■ Stated goal
Determine how many lines hold "direct" and give only that number.

--- Start of Given data ---

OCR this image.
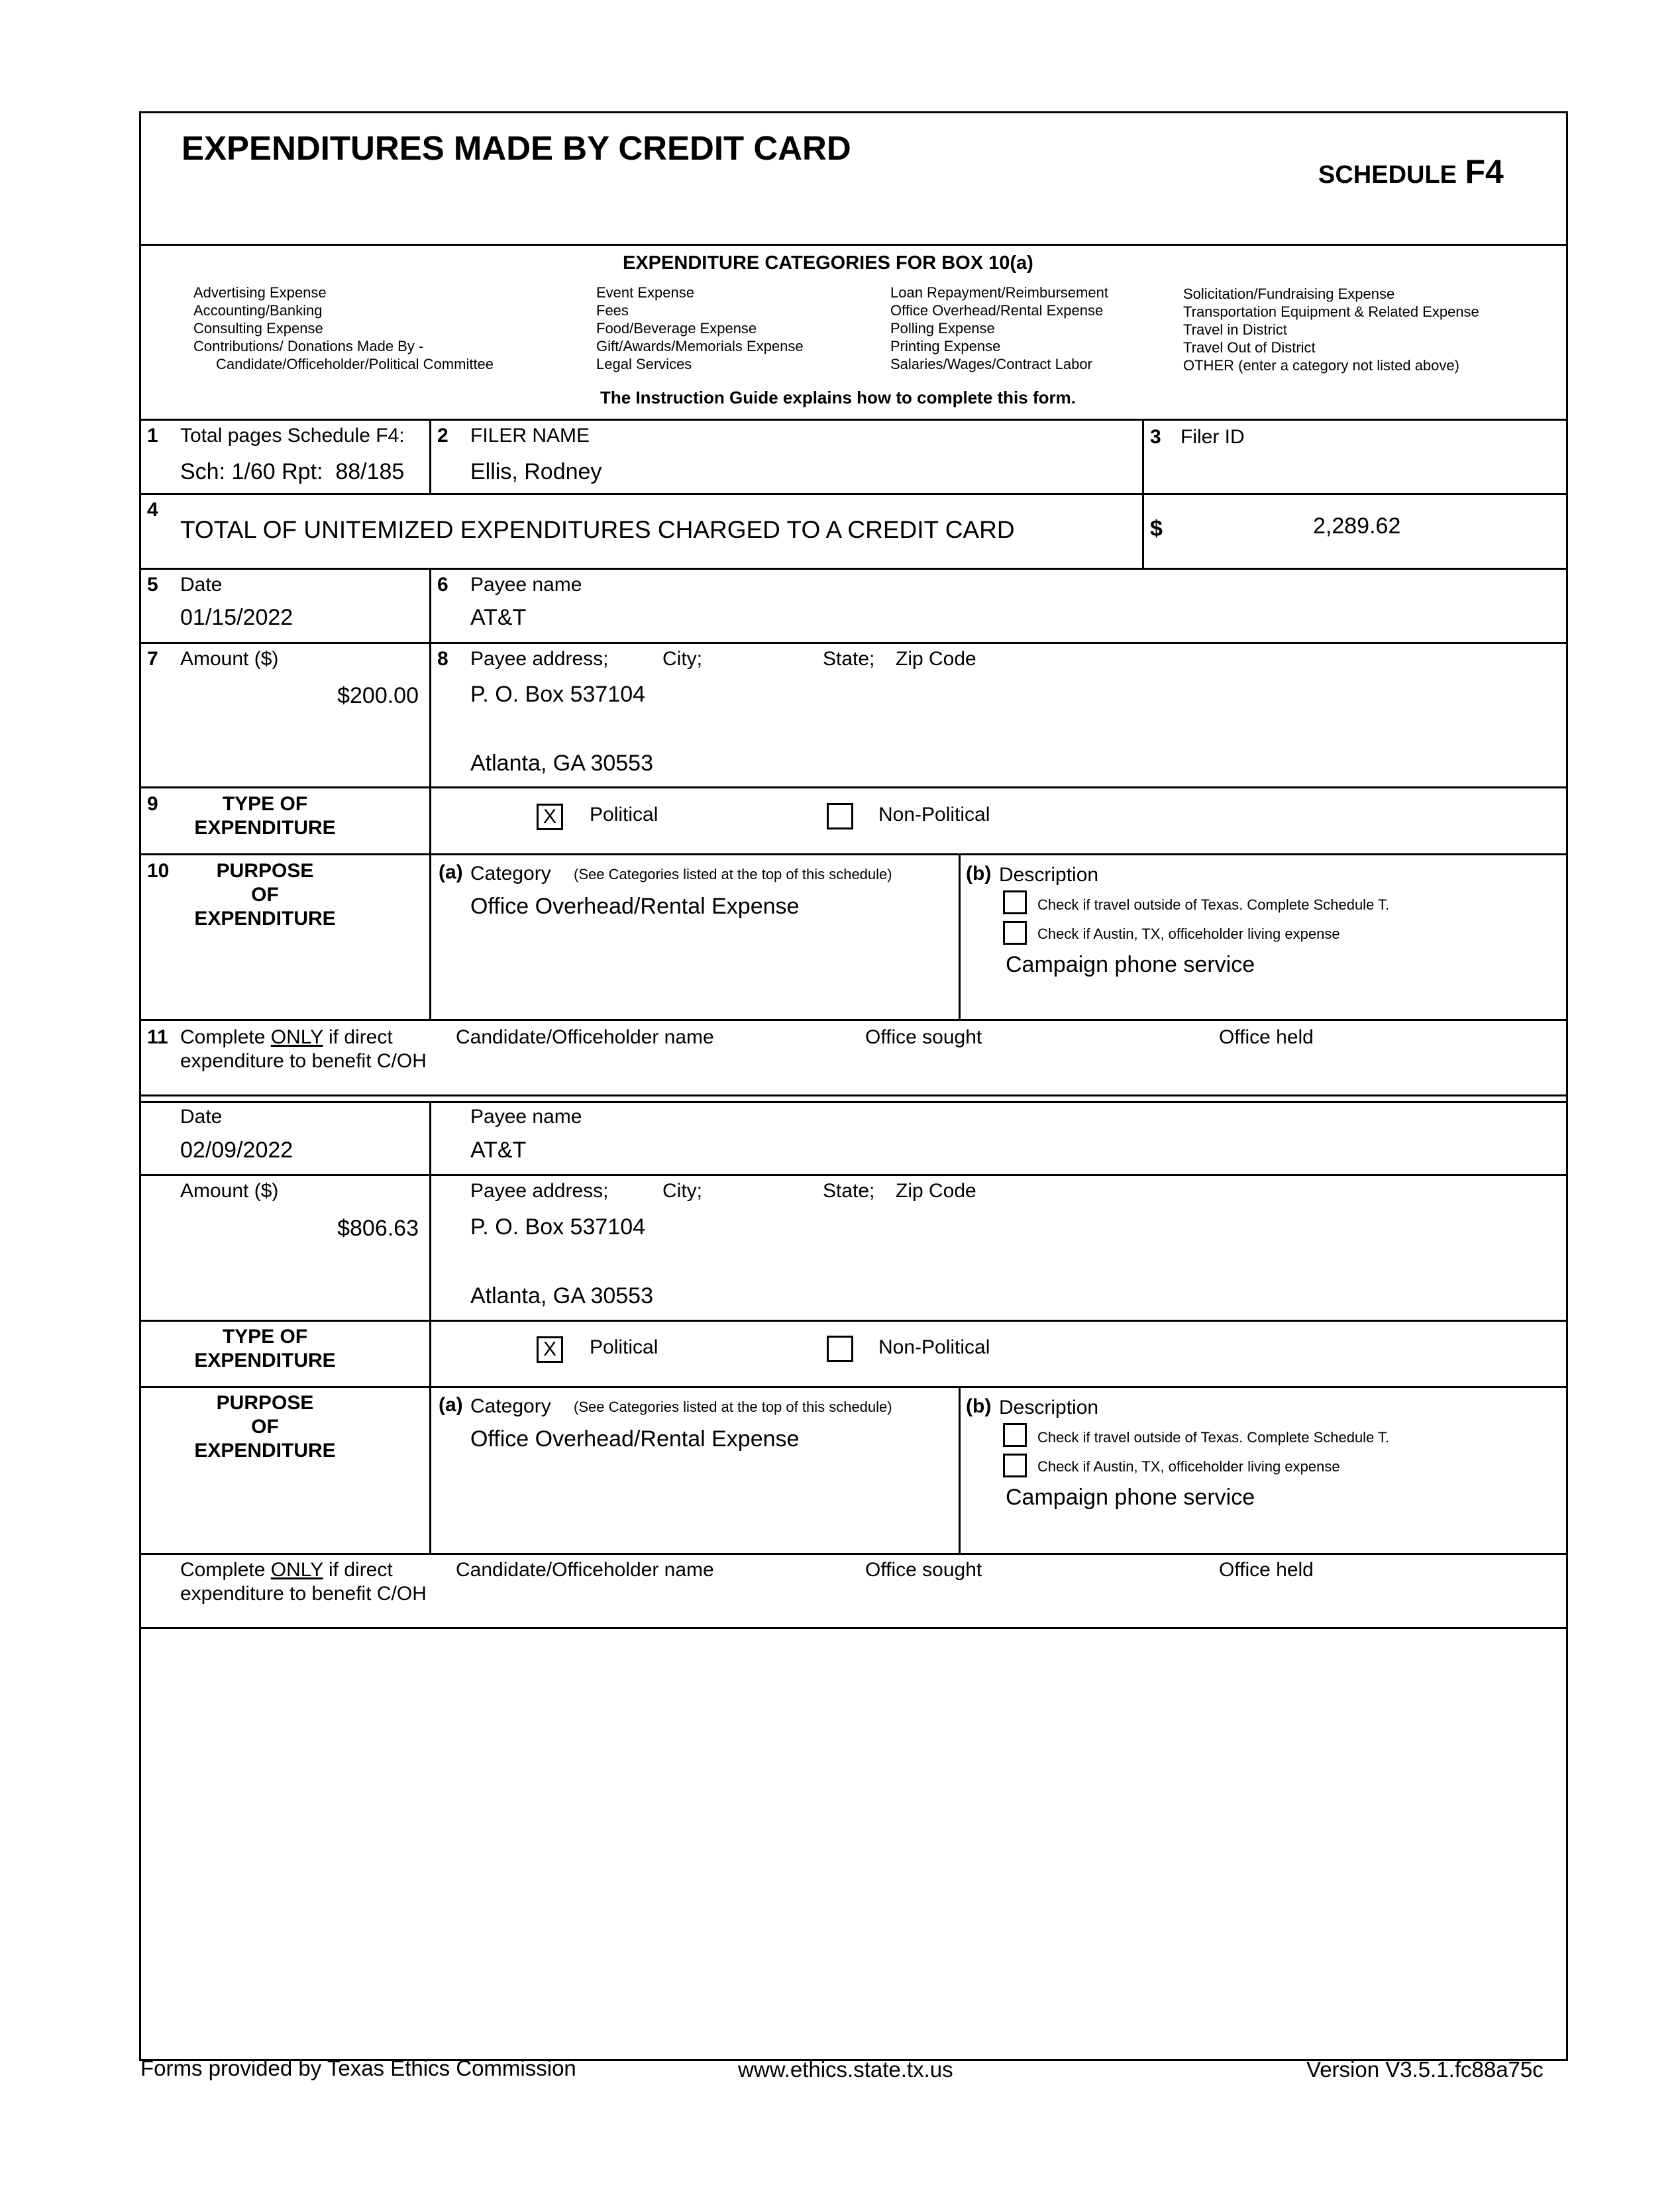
EXPENDITURES MADE BY CREDIT CARD
SCHEDULE F4
EXPENDITURE CATEGORIES FOR BOX 10(a)
Advertising Expense
Accounting/Banking
Consulting Expense
Contributions/ Donations Made By -
Candidate/Officeholder/Political Committee
Event Expense
Fees
Food/Beverage Expense
Gift/Awards/Memorials Expense
Legal Services
Loan Repayment/Reimbursement
Office Overhead/Rental Expense
Polling Expense
Printing Expense
Salaries/Wages/Contract Labor
Solicitation/Fundraising Expense
Transportation Equipment & Related Expense
Travel in District
Travel Out of District
OTHER (enter a category not listed above)
The Instruction Guide explains how to complete this form.
1 Total pages Schedule F4:
Sch: 1/60 Rpt:  88/185
2 FILER NAME
Ellis, Rodney
3 Filer ID
4
TOTAL OF UNITEMIZED EXPENDITURES CHARGED TO A CREDIT CARD	$	2,289.62
5 Date
01/15/2022
6 Payee name
AT&T
7 Amount ($)
$200.00
8 Payee address;	City;	State; Zip Code
P. O. Box 537104
Atlanta, GA 30553
9	TYPE OF
EXPENDITURE
X	Political	Non-Political
10	PURPOSE
OF
EXPENDITURE
(a) Category (See Categories listed at the top of this schedule)
Office Overhead/Rental Expense
(b) Description
Check if travel outside of Texas. Complete Schedule T.
Check if Austin, TX, officeholder living expense
Campaign phone service
11 Complete ONLY if direct
expenditure to benefit C/OH
Candidate/Officeholder name	Office sought	Office held
Date
02/09/2022
Payee name
AT&T
Amount ($)
$806.63
Payee address;	City;	State; Zip Code
P. O. Box 537104
Atlanta, GA 30553
TYPE OF
EXPENDITURE
X	Political	Non-Political
PURPOSE
OF
EXPENDITURE
(a) Category (See Categories listed at the top of this schedule)
Office Overhead/Rental Expense
(b) Description
Check if travel outside of Texas. Complete Schedule T.
Check if Austin, TX, officeholder living expense
Campaign phone service
Complete ONLY if direct
expenditure to benefit C/OH
Candidate/Officeholder name	Office sought	Office held
Forms provided by Texas Ethics Commission	www.ethics.state.tx.us	Version V3.5.1.fc88a75c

--- End of Given data ---

■ Answer in full
2